EXERCISE DESCRIPTION
Without the images, write out all of the following entries exactly.

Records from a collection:
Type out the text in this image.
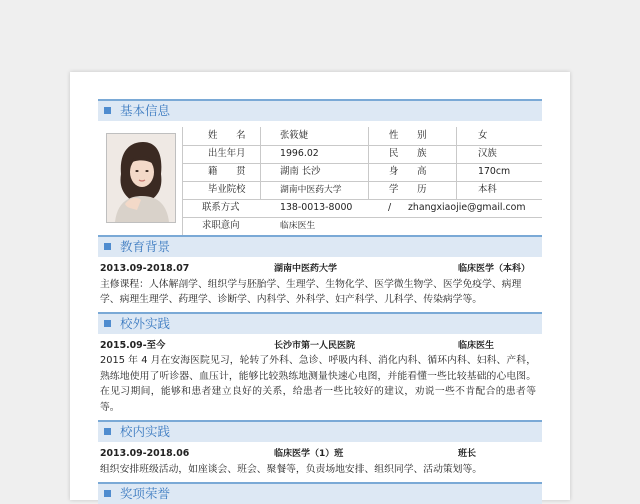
基本信息
姓　　名	张筱婕	性　　别	女
出生年月	1996.02	民　　族	汉族
籍　　贯	湖南 长沙	身　　高	170cm
毕业院校	湖南中医药大学	学　　历	本科
联系方式	138-0013-8000	/ zhangxiaojie@gmail.com
求职意向	临床医生
教育背景
2013.09-2018.07	湖南中医药大学	临床医学（本科）
主修课程：人体解剖学、组织学与胚胎学、生理学、生物化学、医学微生物学、医学免疫学、病理
学、病理生理学、药理学、诊断学、内科学、外科学、妇产科学、儿科学、传染病学等。
校外实践
2015.09-至今	长沙市第一人民医院	临床医生
2015 年 4 月在安海医院见习，轮转了外科、急诊、呼吸内科、消化内科、循环内科、妇科、产科，熟练地使用了听诊器、血压计，能够比较熟练地测量快速心电图，并能看懂一些比较基础的心电图。在见习期间，能够和患者建立良好的关系，给患者一些比较好的建议，劝说一些不肯配合的患者等等。
校内实践
2013.09-2018.06	临床医学（1）班	班长
组织安排班级活动，如座谈会、班会、聚餐等，负责场地安排、组织同学、活动策划等。
奖项荣誉
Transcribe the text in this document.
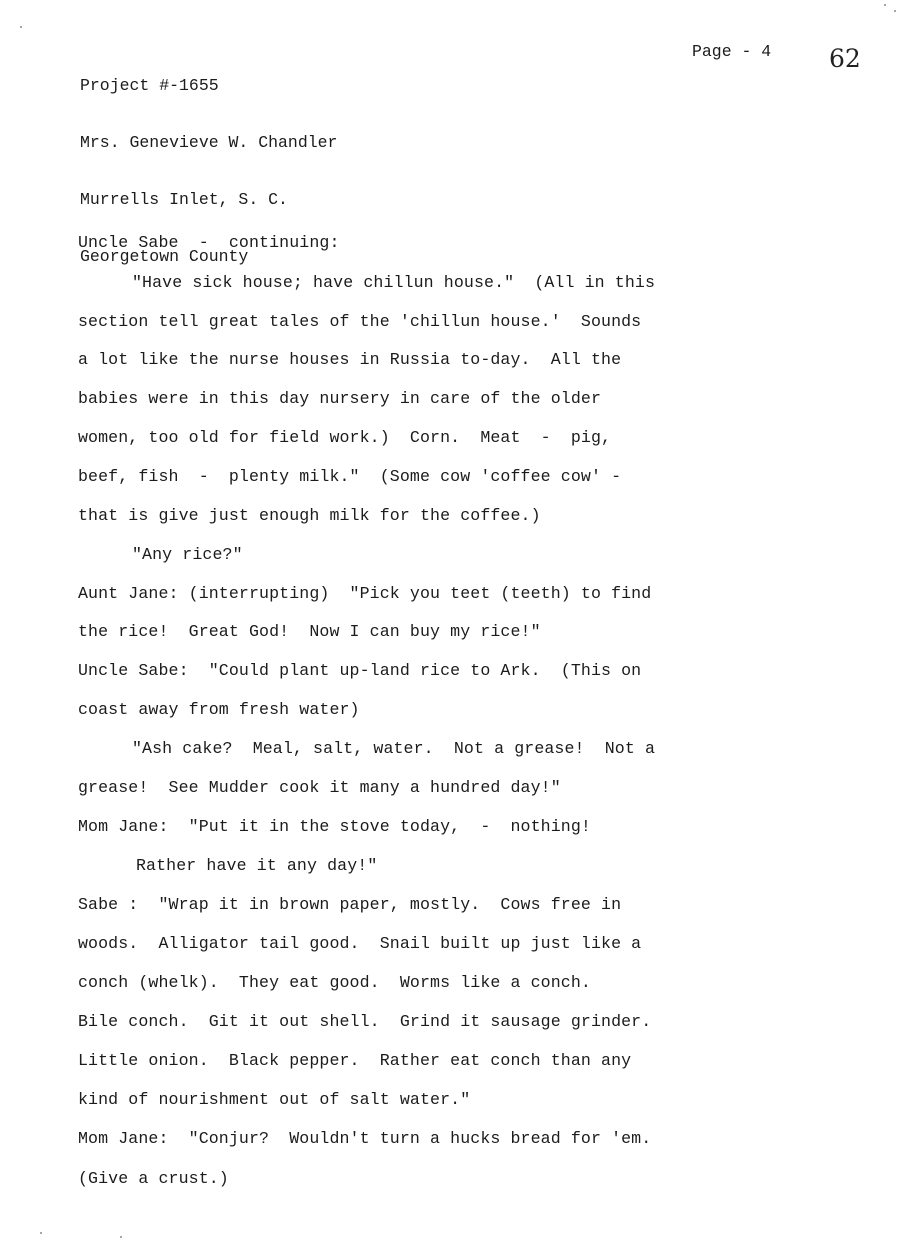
Project #-1655

Mrs. Genevieve W. Chandler

Murrells Inlet, S. C.

Georgetown County

Page - 4 62
Uncle Sabe  -  continuing:
"Have sick house; have chillun house."  (All in this
section tell great tales of the 'chillun house.'  Sounds
a lot like the nurse houses in Russia to-day.  All the
babies were in this day nursery in care of the older
women, too old for field work.)  Corn.  Meat  -  pig,
beef, fish  -  plenty milk."  (Some cow 'coffee cow' -
that is give just enough milk for the coffee.)
"Any rice?"
Aunt Jane: (interrupting)  "Pick you teet (teeth) to find
the rice!  Great God!  Now I can buy my rice!"
Uncle Sabe:  "Could plant up-land rice to Ark.  (This on
coast away from fresh water)
"Ash cake?  Meal, salt, water.  Not a grease!  Not a
grease!  See Mudder cook it many a hundred day!"
Mom Jane:  "Put it in the stove today,  -  nothing!
Rather have it any day!"
Sabe :  "Wrap it in brown paper, mostly.  Cows free in
woods.  Alligator tail good.  Snail built up just like a
conch (whelk).  They eat good.  Worms like a conch.
Bile conch.  Git it out shell.  Grind it sausage grinder.
Little onion.  Black pepper.  Rather eat conch than any
kind of nourishment out of salt water."
Mom Jane:  "Conjur?  Wouldn't turn a hucks bread for 'em.
(Give a crust.)
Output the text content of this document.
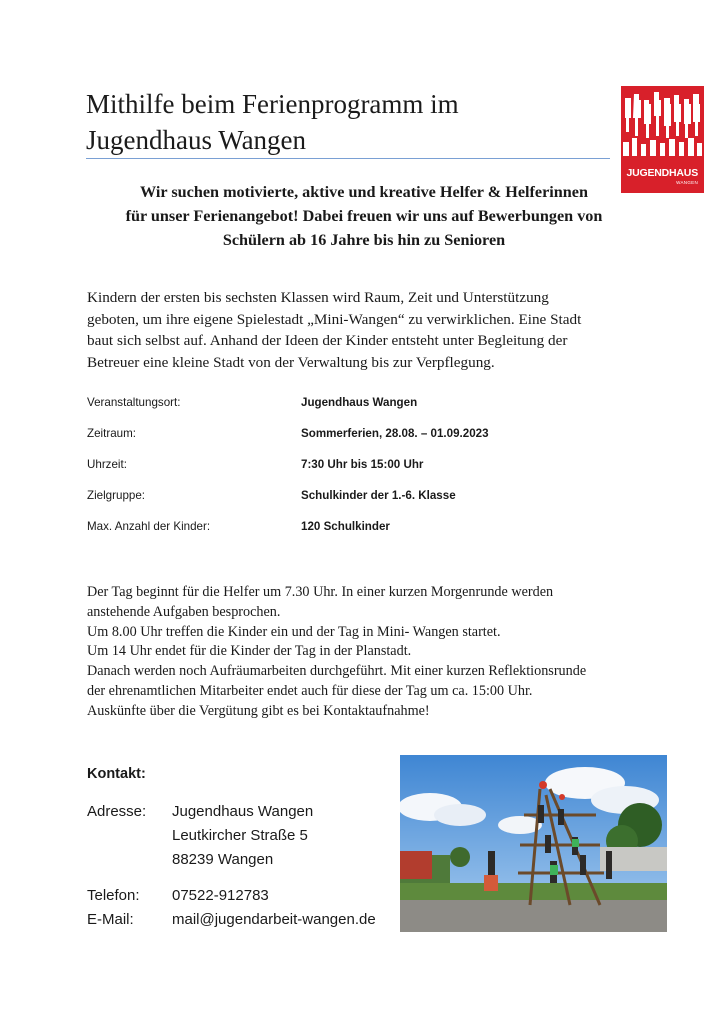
Mithilfe beim Ferienprogramm im
Jugendhaus Wangen
JUGENDHAUS
WANGEN
Wir suchen motivierte, aktive und kreative Helfer & Helferinnen
für unser Ferienangebot! Dabei freuen wir uns auf Bewerbungen von
Schülern ab 16 Jahre bis hin zu Senioren
Kindern der ersten bis sechsten Klassen wird Raum, Zeit und Unterstützung
geboten, um ihre eigene Spielestadt „Mini-Wangen“ zu verwirklichen. Eine Stadt
baut sich selbst auf. Anhand der Ideen der Kinder entsteht unter Begleitung der
Betreuer eine kleine Stadt von der Verwaltung bis zur Verpflegung.
Veranstaltungsort:	Jugendhaus Wangen
Zeitraum:	Sommerferien, 28.08. – 01.09.2023
Uhrzeit:	7:30 Uhr bis 15:00 Uhr
Zielgruppe:	Schulkinder der 1.-6. Klasse
Max. Anzahl der Kinder:	120 Schulkinder
Der Tag beginnt für die Helfer um 7.30 Uhr. In einer kurzen Morgenrunde werden
anstehende Aufgaben besprochen.
Um 8.00 Uhr treffen die Kinder ein und der Tag in Mini- Wangen startet.
Um 14 Uhr endet für die Kinder der Tag in der Planstadt.
Danach werden noch Aufräumarbeiten durchgeführt. Mit einer kurzen Reflektionsrunde
der ehrenamtlichen Mitarbeiter endet auch für diese der Tag um ca. 15:00 Uhr.
Auskünfte über die Vergütung gibt es bei Kontaktaufnahme!
Kontakt:
Adresse: Jugendhaus Wangen
Leutkircher Straße 5
88239 Wangen
Telefon: 07522-912783
E-Mail:	mail@jugendarbeit-wangen.de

RESULT
Type out the text in this image.
基本信息
姓　　名	张筱婕	性　　别	女
出生年月	1996.02	民　　族	汉族
籍　　贯	湖南 长沙	身　　高	170cm
毕业院校	湖南中医药大学	学　　历	本科
联系方式	138-0013-8000	/ zhangxiaojie@gmail.com
求职意向	临床医生
教育背景
2013.09-2018.07	湖南中医药大学	临床医学（本科）
主修课程：人体解剖学、组织学与胚胎学、生理学、生物化学、医学微生物学、医学免疫学、病理
学、病理生理学、药理学、诊断学、内科学、外科学、妇产科学、儿科学、传染病学等。
校外实践
2015.09-至今	长沙市第一人民医院	临床医生
2015 年 4 月在安海医院见习，轮转了外科、急诊、呼吸内科、消化内科、循环内科、妇科、产科，熟练地使用了听诊器、血压计，能够比较熟练地测量快速心电图，并能看懂一些比较基础的心电图。在见习期间，能够和患者建立良好的关系，给患者一些比较好的建议，劝说一些不肯配合的患者等等。
校内实践
2013.09-2018.06	临床医学（1）班	班长
组织安排班级活动，如座谈会、班会、聚餐等，负责场地安排、组织同学、活动策划等。
奖项荣誉
Transcribe the text in this document.
Project #-1655

Mrs. Genevieve W. Chandler

Murrells Inlet, S. C.

Georgetown County

Page - 4 62
Uncle Sabe  -  continuing:
"Have sick house; have chillun house."  (All in this
section tell great tales of the 'chillun house.'  Sounds
a lot like the nurse houses in Russia to-day.  All the
babies were in this day nursery in care of the older
women, too old for field work.)  Corn.  Meat  -  pig,
beef, fish  -  plenty milk."  (Some cow 'coffee cow' -
that is give just enough milk for the coffee.)
"Any rice?"
Aunt Jane: (interrupting)  "Pick you teet (teeth) to find
the rice!  Great God!  Now I can buy my rice!"
Uncle Sabe:  "Could plant up-land rice to Ark.  (This on
coast away from fresh water)
"Ash cake?  Meal, salt, water.  Not a grease!  Not a
grease!  See Mudder cook it many a hundred day!"
Mom Jane:  "Put it in the stove today,  -  nothing!
Rather have it any day!"
Sabe :  "Wrap it in brown paper, mostly.  Cows free in
woods.  Alligator tail good.  Snail built up just like a
conch (whelk).  They eat good.  Worms like a conch.
Bile conch.  Git it out shell.  Grind it sausage grinder.
Little onion.  Black pepper.  Rather eat conch than any
kind of nourishment out of salt water."
Mom Jane:  "Conjur?  Wouldn't turn a hucks bread for 'em.
(Give a crust.)
Output the text content of this document.
Mithilfe beim Ferienprogramm im
Jugendhaus Wangen
JUGENDHAUS
WANGEN
Wir suchen motivierte, aktive und kreative Helfer & Helferinnen
für unser Ferienangebot! Dabei freuen wir uns auf Bewerbungen von
Schülern ab 16 Jahre bis hin zu Senioren
Kindern der ersten bis sechsten Klassen wird Raum, Zeit und Unterstützung
geboten, um ihre eigene Spielestadt „Mini-Wangen“ zu verwirklichen. Eine Stadt
baut sich selbst auf. Anhand der Ideen der Kinder entsteht unter Begleitung der
Betreuer eine kleine Stadt von der Verwaltung bis zur Verpflegung.
Veranstaltungsort:	Jugendhaus Wangen
Zeitraum:	Sommerferien, 28.08. – 01.09.2023
Uhrzeit:	7:30 Uhr bis 15:00 Uhr
Zielgruppe:	Schulkinder der 1.-6. Klasse
Max. Anzahl der Kinder:	120 Schulkinder
Der Tag beginnt für die Helfer um 7.30 Uhr. In einer kurzen Morgenrunde werden
anstehende Aufgaben besprochen.
Um 8.00 Uhr treffen die Kinder ein und der Tag in Mini- Wangen startet.
Um 14 Uhr endet für die Kinder der Tag in der Planstadt.
Danach werden noch Aufräumarbeiten durchgeführt. Mit einer kurzen Reflektionsrunde
der ehrenamtlichen Mitarbeiter endet auch für diese der Tag um ca. 15:00 Uhr.
Auskünfte über die Vergütung gibt es bei Kontaktaufnahme!
Kontakt:
Adresse: Jugendhaus Wangen
Leutkircher Straße 5
88239 Wangen
Telefon: 07522-912783
E-Mail:	mail@jugendarbeit-wangen.de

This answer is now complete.